[Dataset entries]
* start *

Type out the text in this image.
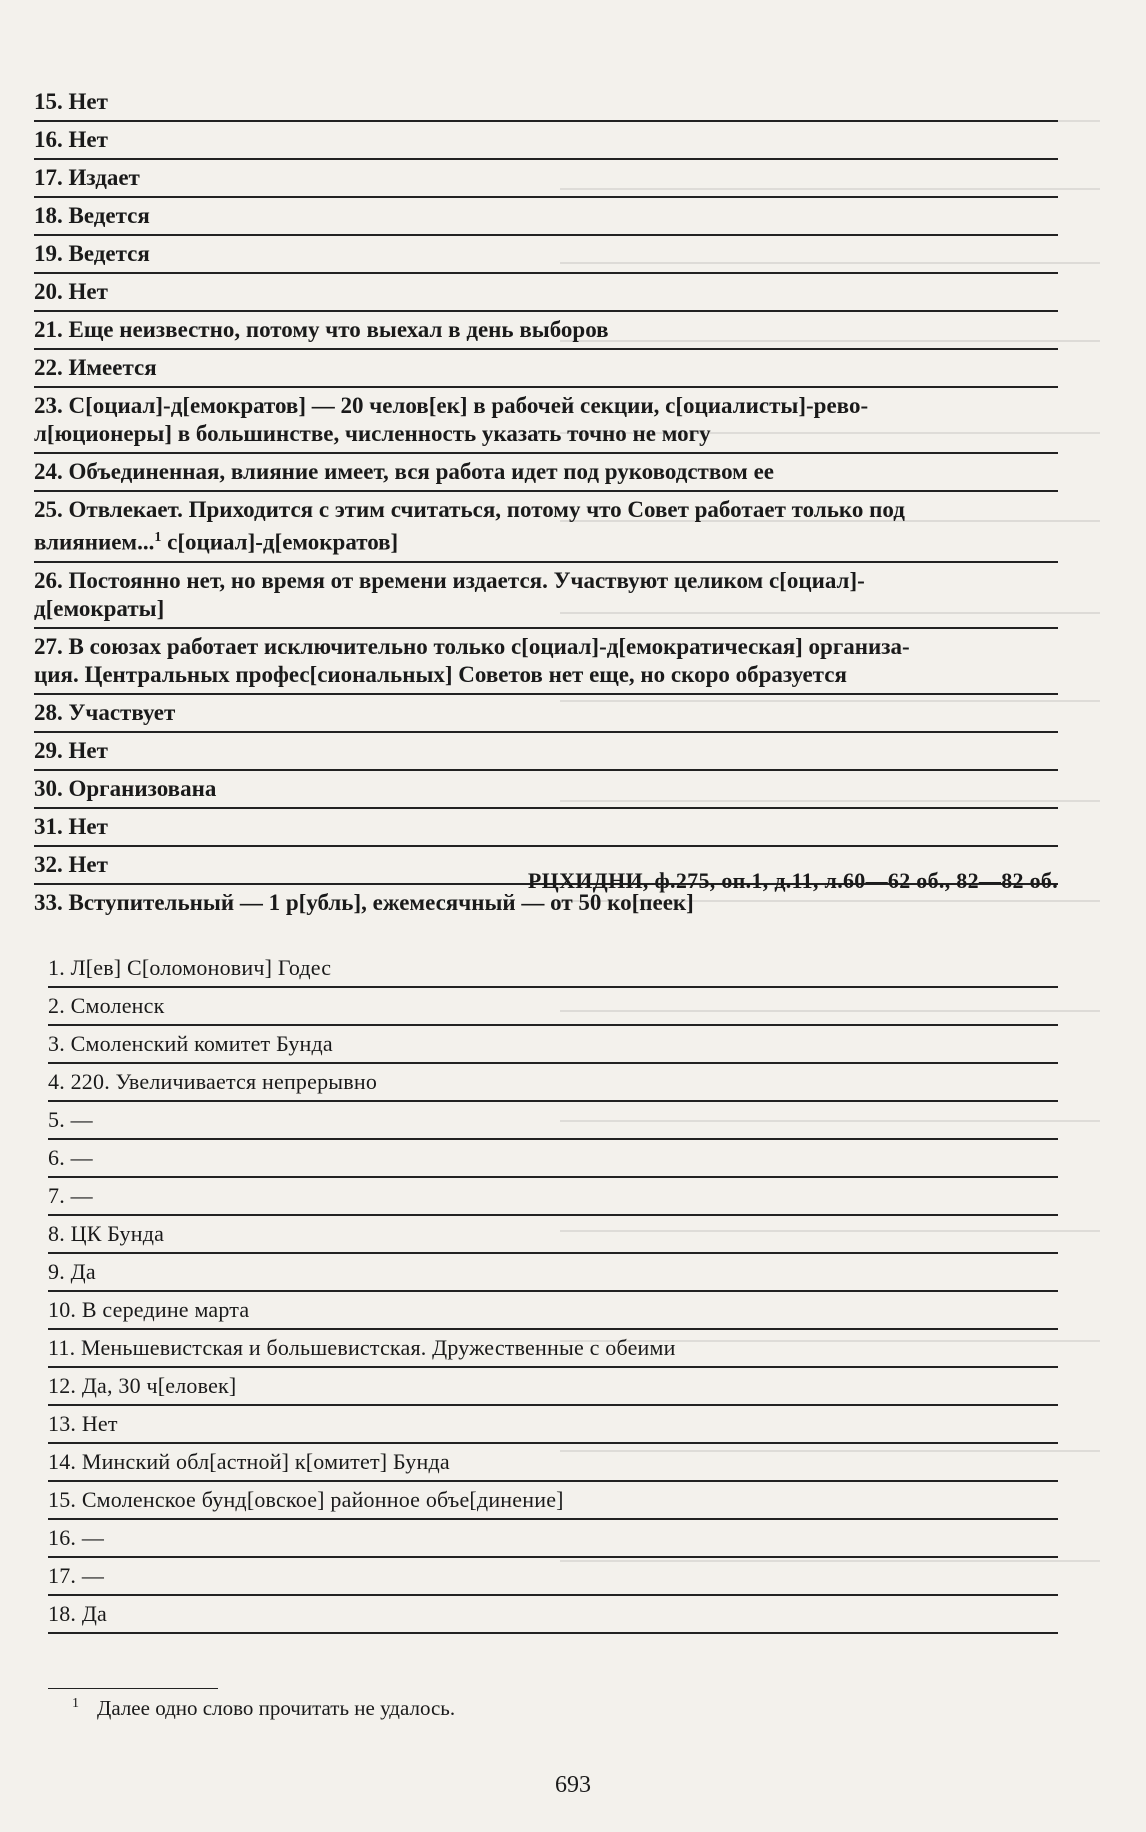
15. Нет
16. Нет
17. Издает
18. Ведется
19. Ведется
20. Нет
21. Еще неизвестно, потому что выехал в день выборов
22. Имеется
23. С[оциал]-д[емократов] — 20 челов[ек] в рабочей секции, с[оциалисты]-рево-
л[юционеры] в большинстве, численность указать точно не могу
24. Объединенная, влияние имеет, вся работа идет под руководством ее
25. Отвлекает. Приходится с этим считаться, потому что Совет работает только под
влиянием...$^1$ с[оциал]-д[емократов]
26. Постоянно нет, но время от времени издается. Участвуют целиком с[оциал]-
д[емократы]
27. В союзах работает исключительно только с[оциал]-д[емократическая] организа-
ция. Центральных профес[сиональных] Советов нет еще, но скоро образуется
28. Участвует
29. Нет
30. Организована
31. Нет
32. Нет
33. Вступительный — 1 р[убль], ежемесячный — от 50 ко[пеек]
РЦХИДНИ, ф.275, оп.1, д.11, л.60—62 об., 82—82 об.
1. Л[ев] С[оломонович] Годес
2. Смоленск
3. Смоленский комитет Бунда
4. 220. Увеличивается непрерывно
5. —
6. —
7. —
8. ЦК Бунда
9. Да
10. В середине марта
11. Меньшевистская и большевистская. Дружественные с обеими
12. Да, 30 ч[еловек]
13. Нет
14. Минский обл[астной] к[омитет] Бунда
15. Смоленское бунд[овское] районное объе[динение]
16. —
17. —
18. Да
$^1$ Далее одно слово прочитать не удалось.
693
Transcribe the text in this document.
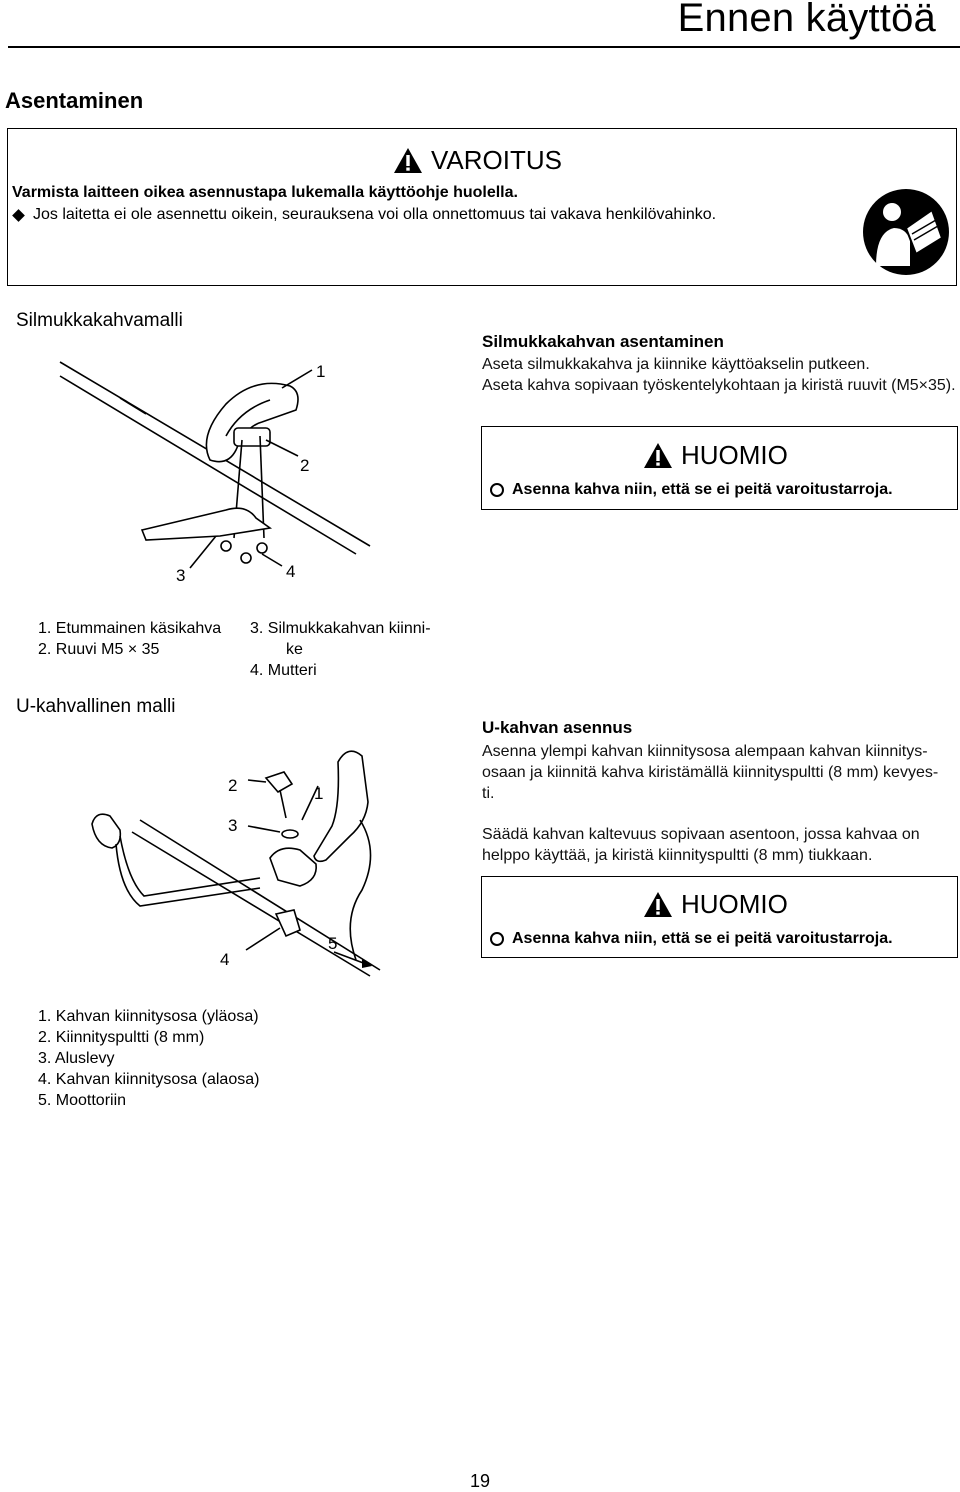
Ennen käyttöä
Asentaminen
VAROITUS
Varmista laitteen oikea asennustapa lukemalla käyttöohje huolella.
Jos laitetta ei ole asennettu oikein, seurauksena voi olla onnettomuus tai vakava henkilövahinko.
Silmukkakahvamalli
1
2
3	4
Silmukkakahvan asentaminen
Aseta silmukkakahva ja kiinnike käyttöakselin putkeen.
Aseta kahva sopivaan työskentelykohtaan ja kiristä ruuvit (M5×35).
HUOMIO
Asenna kahva niin, että se ei peitä varoitustarroja.
1. Etummainen käsikahva
2. Ruuvi M5 × 35
3. Silmukkakahvan kiinni-
ke
4. Mutteri
U-kahvallinen malli
2	1
3
4
5
U-kahvan asennus
Asenna ylempi kahvan kiinnitysosa alempaan kahvan kiinnitys-
osaan ja kiinnitä kahva kiristämällä kiinnityspultti (8 mm) kevyes-
ti.
Säädä kahvan kaltevuus sopivaan asentoon, jossa kahvaa on
helppo käyttää, ja kiristä kiinnityspultti (8 mm) tiukkaan.
HUOMIO
Asenna kahva niin, että se ei peitä varoitustarroja.
1. Kahvan kiinnitysosa (yläosa)
2. Kiinnityspultti (8 mm)
3. Aluslevy
4. Kahvan kiinnitysosa (alaosa)
5. Moottoriin
19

* end *

## Challenge:
Return each line among the entries that holds the word "sopivaan".

## Response for this exercise:
Aseta kahva sopivaan työskentelykohtaan ja kiristä ruuvit (M5×35).
Säädä kahvan kaltevuus sopivaan asentoon, jossa kahvaa on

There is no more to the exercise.